◆ What is being asked ◆
Copy the rows verbatim, from the line containing "group-title: 1. Alcohol: — [38, 391, 83, 402]" up to and including the line containing "group-title: 3. Cannabis: —".

◆ Records supplied ◆

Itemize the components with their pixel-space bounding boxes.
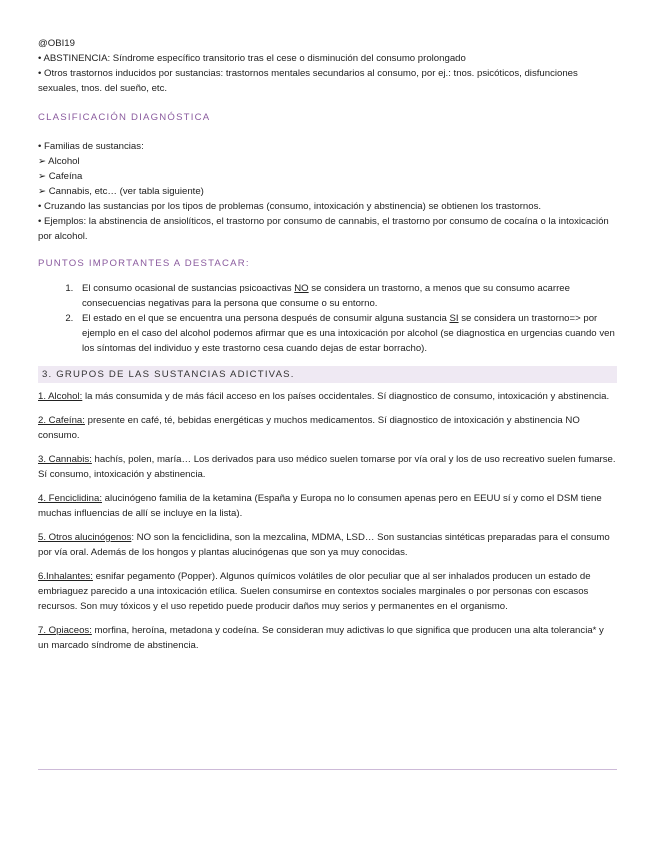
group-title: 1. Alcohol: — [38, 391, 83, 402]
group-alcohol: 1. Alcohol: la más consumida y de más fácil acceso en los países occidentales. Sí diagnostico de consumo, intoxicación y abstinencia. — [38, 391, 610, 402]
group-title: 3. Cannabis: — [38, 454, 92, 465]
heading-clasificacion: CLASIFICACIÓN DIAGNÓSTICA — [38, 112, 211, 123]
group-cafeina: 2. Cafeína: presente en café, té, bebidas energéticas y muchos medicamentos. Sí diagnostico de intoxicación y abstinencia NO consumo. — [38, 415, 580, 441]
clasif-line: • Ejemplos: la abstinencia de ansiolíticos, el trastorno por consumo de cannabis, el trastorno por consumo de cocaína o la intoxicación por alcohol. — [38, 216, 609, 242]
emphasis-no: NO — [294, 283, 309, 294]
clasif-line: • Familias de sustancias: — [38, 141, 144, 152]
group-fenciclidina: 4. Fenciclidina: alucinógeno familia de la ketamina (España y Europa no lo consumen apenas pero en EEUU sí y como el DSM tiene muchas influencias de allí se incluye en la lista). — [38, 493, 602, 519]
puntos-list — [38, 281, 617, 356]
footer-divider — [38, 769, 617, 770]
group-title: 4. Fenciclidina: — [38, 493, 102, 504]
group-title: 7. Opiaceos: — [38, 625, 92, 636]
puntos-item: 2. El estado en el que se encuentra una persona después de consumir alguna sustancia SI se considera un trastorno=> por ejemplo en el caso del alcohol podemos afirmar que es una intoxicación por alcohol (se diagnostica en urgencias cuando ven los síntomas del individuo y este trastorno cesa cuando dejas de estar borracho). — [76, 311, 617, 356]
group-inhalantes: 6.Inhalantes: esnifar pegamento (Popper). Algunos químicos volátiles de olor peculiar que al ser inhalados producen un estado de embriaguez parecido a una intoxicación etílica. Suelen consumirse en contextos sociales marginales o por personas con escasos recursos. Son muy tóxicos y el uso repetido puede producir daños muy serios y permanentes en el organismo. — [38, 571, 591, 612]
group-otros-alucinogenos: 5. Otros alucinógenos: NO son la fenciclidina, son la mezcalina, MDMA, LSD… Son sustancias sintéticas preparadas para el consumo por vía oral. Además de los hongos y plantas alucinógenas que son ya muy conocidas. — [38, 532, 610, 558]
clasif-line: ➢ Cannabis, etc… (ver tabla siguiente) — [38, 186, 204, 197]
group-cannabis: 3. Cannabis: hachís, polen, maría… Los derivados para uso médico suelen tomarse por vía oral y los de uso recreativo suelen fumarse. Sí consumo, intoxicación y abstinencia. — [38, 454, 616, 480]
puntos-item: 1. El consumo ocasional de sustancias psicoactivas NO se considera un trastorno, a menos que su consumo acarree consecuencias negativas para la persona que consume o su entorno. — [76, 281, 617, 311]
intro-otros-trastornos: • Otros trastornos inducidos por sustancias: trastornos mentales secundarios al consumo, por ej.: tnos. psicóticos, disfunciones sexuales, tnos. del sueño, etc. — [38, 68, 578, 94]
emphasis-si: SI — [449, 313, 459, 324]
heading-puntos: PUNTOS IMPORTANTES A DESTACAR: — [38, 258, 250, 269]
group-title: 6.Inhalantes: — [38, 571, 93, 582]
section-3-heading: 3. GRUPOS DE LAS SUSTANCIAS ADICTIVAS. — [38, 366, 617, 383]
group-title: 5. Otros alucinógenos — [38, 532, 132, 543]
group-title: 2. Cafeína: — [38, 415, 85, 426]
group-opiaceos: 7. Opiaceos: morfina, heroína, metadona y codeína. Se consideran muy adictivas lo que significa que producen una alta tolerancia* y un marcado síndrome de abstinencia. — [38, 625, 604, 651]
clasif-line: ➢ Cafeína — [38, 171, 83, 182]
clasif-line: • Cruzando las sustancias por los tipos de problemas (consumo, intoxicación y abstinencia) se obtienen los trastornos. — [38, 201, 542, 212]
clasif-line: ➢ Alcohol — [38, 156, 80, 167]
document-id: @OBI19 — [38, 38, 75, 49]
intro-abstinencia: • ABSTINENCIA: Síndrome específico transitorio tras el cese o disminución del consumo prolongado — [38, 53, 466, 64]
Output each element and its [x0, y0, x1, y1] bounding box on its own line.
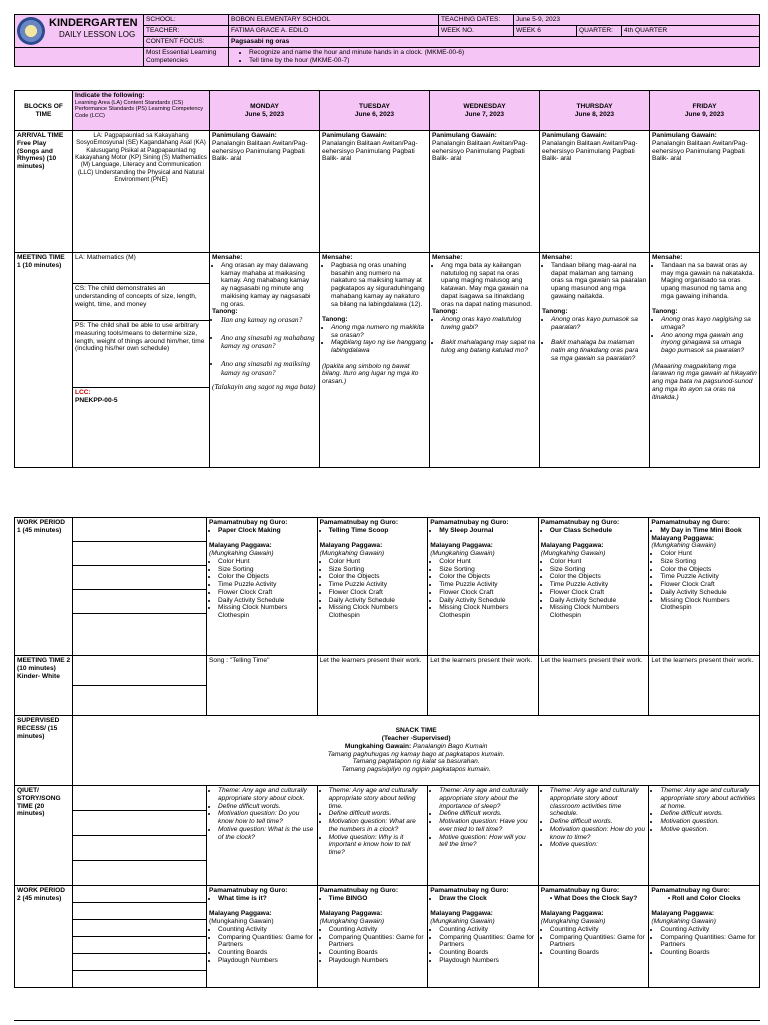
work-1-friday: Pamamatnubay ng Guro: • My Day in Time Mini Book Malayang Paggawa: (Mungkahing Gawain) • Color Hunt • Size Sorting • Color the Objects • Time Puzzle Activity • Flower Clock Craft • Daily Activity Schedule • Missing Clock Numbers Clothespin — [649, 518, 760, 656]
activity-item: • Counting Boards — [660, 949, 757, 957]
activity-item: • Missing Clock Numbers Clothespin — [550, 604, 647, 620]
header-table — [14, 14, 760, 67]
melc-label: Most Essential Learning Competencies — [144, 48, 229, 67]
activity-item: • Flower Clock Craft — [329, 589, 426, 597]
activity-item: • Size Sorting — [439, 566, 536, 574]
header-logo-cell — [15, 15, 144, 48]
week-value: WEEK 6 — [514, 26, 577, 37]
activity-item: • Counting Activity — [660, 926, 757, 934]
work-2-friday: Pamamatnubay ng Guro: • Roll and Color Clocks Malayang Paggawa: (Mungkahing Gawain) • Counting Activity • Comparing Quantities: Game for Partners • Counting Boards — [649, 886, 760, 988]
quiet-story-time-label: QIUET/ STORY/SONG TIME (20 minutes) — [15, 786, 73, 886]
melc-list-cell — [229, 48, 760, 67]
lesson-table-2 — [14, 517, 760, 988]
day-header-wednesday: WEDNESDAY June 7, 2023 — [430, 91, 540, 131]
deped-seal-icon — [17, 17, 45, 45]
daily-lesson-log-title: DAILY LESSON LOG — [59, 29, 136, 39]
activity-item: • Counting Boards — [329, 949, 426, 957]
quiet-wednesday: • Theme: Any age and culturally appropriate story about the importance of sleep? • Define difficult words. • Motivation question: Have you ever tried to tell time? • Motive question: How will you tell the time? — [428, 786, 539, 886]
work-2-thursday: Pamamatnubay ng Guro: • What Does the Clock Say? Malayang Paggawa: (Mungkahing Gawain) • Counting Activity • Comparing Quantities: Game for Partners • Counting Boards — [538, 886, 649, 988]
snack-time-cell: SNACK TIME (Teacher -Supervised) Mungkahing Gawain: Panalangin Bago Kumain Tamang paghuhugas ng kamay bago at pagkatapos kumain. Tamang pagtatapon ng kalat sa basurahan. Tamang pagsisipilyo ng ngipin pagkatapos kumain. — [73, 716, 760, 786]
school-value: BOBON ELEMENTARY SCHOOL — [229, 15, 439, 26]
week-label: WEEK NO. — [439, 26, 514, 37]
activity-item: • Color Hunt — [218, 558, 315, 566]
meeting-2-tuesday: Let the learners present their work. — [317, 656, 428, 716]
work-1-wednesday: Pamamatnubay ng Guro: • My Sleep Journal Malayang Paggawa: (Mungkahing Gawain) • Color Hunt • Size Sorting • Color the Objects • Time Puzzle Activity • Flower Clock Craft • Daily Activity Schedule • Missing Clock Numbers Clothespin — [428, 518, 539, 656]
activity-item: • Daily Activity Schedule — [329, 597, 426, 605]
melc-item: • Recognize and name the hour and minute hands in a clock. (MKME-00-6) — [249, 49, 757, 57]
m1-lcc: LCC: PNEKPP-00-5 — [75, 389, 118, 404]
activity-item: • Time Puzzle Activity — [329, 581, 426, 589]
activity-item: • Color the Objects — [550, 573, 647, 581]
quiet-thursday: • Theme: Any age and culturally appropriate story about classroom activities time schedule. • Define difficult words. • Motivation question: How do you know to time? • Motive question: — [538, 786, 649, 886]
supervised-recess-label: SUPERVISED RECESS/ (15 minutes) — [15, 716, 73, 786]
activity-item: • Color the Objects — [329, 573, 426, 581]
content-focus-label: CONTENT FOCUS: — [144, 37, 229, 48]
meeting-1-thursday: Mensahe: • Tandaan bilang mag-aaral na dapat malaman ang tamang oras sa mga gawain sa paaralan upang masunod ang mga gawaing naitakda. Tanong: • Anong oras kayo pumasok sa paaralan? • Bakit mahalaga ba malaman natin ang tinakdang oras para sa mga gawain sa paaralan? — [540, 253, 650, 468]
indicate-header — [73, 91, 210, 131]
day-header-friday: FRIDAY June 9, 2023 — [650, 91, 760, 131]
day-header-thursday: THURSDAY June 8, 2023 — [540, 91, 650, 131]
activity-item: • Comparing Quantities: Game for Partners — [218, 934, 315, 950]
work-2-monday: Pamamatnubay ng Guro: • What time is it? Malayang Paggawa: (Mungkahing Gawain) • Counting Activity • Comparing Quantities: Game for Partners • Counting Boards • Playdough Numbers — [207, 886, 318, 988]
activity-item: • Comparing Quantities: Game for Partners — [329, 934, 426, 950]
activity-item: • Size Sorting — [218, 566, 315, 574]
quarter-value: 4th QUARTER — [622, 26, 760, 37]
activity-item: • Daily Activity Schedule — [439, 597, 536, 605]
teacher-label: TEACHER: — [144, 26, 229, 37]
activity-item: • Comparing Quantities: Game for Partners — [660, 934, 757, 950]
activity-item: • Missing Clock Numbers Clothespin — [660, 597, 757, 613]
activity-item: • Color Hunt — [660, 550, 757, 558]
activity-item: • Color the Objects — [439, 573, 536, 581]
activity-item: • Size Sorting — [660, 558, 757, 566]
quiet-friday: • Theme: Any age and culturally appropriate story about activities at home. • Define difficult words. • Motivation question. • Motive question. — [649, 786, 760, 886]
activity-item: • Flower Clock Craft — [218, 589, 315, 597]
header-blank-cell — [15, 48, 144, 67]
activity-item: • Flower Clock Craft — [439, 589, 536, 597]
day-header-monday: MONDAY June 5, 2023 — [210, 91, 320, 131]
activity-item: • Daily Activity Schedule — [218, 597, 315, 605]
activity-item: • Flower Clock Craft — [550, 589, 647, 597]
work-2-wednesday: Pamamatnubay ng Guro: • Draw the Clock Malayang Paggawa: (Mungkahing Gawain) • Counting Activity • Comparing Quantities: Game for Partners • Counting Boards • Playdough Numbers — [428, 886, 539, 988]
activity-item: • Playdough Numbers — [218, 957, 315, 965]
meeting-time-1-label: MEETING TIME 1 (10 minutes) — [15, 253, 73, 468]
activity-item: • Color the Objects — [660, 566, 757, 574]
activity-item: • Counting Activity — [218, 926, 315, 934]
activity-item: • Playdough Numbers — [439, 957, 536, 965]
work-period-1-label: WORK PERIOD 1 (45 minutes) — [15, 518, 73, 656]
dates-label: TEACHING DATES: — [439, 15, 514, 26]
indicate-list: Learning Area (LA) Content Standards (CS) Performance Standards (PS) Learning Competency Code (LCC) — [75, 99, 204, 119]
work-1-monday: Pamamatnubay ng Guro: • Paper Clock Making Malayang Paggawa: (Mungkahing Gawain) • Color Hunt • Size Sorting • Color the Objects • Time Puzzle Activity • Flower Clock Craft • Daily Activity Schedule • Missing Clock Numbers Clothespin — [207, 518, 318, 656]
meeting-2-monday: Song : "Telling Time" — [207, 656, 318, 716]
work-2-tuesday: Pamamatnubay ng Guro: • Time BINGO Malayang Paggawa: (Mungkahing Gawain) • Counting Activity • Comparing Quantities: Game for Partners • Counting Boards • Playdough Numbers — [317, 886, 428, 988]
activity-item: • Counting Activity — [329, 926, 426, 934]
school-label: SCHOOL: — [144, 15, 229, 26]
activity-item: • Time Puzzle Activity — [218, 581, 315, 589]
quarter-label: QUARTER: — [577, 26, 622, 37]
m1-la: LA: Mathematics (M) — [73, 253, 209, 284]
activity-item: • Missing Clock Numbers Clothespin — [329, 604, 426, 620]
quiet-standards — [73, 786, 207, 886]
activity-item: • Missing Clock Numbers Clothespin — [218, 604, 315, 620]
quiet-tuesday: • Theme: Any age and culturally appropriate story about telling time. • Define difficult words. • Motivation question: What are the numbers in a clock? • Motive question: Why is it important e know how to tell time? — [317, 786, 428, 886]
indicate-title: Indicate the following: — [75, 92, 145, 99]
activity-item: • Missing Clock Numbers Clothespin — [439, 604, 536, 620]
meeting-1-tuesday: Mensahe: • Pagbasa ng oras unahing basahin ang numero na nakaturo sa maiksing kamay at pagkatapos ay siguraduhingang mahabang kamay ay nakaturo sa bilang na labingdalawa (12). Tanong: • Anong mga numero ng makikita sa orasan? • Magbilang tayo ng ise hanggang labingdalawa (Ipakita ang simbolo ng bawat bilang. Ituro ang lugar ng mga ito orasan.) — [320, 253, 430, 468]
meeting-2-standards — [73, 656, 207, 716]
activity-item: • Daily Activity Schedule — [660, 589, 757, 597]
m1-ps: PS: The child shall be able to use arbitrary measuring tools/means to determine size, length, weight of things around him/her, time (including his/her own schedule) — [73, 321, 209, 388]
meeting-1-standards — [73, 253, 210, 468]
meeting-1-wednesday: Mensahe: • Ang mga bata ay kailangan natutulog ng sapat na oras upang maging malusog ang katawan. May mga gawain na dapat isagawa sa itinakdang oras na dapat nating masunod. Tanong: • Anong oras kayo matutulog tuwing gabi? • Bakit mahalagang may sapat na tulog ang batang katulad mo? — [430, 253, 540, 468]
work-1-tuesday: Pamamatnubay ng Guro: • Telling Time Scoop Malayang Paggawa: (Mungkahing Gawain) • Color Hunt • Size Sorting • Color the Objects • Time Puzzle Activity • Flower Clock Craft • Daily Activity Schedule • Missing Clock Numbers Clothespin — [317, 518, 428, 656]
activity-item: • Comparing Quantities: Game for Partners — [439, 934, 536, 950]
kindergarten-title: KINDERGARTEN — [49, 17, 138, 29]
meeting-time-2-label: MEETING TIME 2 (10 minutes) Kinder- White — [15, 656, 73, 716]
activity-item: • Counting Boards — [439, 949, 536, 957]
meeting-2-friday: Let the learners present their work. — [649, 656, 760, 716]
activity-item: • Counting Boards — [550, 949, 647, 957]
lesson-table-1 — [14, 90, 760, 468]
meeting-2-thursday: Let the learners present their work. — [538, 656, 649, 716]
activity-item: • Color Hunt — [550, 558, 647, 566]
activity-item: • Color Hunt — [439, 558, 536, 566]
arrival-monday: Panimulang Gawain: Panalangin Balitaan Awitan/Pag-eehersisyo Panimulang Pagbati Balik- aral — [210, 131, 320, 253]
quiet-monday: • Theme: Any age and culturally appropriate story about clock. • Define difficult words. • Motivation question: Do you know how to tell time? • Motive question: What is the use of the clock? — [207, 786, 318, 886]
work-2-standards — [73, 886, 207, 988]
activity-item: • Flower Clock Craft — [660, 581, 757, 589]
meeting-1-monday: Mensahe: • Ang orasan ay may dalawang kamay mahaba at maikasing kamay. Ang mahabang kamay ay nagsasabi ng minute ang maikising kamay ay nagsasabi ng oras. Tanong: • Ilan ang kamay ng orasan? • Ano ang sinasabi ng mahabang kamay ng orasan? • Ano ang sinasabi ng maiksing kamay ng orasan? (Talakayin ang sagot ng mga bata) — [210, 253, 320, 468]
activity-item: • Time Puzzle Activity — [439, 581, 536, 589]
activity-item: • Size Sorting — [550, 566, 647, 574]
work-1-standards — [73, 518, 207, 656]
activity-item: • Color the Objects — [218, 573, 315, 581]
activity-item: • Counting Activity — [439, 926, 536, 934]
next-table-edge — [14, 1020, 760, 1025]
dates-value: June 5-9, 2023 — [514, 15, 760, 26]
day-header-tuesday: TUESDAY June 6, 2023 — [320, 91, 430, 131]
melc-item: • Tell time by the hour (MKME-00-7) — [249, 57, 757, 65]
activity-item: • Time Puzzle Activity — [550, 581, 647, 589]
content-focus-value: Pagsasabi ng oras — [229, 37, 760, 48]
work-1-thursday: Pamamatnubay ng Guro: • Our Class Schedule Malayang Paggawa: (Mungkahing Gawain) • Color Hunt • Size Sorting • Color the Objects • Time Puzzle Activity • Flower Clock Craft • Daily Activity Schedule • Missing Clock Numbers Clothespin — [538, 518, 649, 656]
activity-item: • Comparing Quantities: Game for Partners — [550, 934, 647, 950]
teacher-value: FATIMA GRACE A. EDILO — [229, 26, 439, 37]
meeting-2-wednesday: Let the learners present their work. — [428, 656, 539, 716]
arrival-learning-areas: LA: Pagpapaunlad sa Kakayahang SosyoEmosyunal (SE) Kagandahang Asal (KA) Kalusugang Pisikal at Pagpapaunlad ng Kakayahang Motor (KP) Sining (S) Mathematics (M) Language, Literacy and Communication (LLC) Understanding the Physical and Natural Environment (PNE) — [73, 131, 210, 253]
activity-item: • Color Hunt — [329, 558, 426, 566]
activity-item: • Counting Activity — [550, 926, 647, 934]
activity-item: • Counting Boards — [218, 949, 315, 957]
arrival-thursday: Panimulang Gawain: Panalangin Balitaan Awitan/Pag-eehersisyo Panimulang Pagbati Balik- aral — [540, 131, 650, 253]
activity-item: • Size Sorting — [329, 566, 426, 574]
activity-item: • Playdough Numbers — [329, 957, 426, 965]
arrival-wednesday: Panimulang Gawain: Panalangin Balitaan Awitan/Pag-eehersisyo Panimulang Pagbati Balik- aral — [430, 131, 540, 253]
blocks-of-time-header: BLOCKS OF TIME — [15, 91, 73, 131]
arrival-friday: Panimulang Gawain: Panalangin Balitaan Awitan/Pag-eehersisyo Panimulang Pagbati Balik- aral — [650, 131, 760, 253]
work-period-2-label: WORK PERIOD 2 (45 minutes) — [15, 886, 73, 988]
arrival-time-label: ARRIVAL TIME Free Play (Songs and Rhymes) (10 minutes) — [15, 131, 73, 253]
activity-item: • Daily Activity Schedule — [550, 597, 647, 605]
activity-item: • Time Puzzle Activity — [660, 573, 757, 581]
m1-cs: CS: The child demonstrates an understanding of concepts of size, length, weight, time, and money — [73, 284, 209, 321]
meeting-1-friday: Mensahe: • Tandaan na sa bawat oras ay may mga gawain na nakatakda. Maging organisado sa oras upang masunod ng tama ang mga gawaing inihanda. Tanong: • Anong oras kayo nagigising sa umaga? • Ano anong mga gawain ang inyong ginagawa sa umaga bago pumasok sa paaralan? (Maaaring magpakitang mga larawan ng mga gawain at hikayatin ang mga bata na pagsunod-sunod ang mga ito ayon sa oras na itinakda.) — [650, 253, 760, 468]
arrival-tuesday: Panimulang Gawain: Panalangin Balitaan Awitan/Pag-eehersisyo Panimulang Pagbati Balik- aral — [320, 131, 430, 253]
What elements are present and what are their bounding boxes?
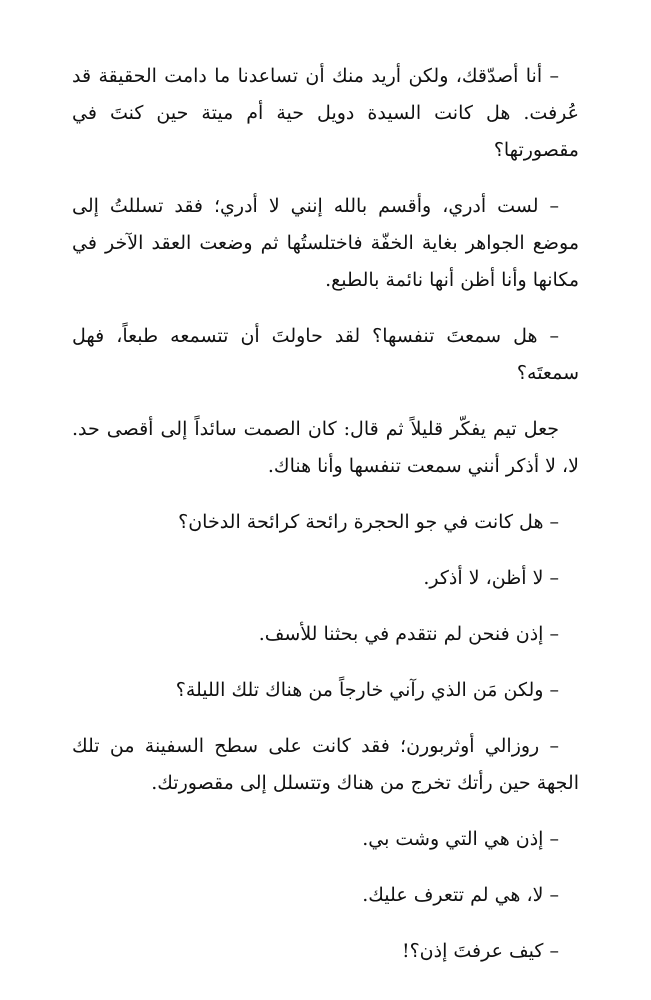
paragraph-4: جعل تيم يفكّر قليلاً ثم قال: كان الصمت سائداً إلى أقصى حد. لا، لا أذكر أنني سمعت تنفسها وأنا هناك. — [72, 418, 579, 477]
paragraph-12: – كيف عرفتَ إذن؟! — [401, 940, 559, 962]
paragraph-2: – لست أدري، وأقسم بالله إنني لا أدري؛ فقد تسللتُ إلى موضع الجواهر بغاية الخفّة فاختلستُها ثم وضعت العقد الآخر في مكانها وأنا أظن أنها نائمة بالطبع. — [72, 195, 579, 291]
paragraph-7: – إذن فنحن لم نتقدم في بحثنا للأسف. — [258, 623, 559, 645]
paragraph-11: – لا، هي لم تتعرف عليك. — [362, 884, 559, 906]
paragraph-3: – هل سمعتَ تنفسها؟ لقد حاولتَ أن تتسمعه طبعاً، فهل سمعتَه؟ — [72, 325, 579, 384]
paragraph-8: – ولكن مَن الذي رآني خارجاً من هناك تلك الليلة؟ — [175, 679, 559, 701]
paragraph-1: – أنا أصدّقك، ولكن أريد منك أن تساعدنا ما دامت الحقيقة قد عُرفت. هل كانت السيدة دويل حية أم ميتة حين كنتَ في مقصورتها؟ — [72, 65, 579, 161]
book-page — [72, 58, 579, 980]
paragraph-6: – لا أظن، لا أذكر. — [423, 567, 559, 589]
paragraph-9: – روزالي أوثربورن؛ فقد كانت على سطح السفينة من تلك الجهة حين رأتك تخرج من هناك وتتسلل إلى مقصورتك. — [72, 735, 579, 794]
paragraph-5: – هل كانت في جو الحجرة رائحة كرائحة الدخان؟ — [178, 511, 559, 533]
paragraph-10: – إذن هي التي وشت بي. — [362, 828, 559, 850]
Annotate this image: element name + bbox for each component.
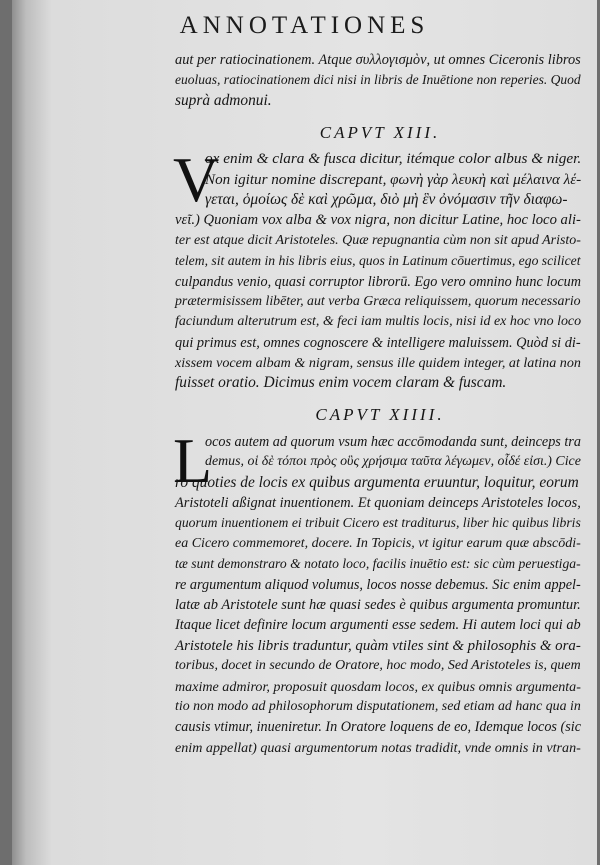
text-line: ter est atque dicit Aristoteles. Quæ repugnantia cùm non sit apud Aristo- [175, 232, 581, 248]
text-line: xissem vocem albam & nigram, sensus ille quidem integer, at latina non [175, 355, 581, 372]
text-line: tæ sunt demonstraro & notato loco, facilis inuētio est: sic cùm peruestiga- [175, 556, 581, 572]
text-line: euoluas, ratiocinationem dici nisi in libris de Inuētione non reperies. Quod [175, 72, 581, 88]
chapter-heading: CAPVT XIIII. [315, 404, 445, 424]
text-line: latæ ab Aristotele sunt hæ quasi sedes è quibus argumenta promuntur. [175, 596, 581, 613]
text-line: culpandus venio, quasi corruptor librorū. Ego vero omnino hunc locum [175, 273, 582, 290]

◆ Written solution ◆
group-title: 1. Alcohol: — [38, 391, 83, 402]
group-alcohol: 1. Alcohol: la más consumida y de más fácil acceso en los países occidentales. Sí diagnostico de consumo, intoxicación y abstinencia. — [38, 391, 610, 402]
group-title: 3. Cannabis: — [38, 454, 92, 465]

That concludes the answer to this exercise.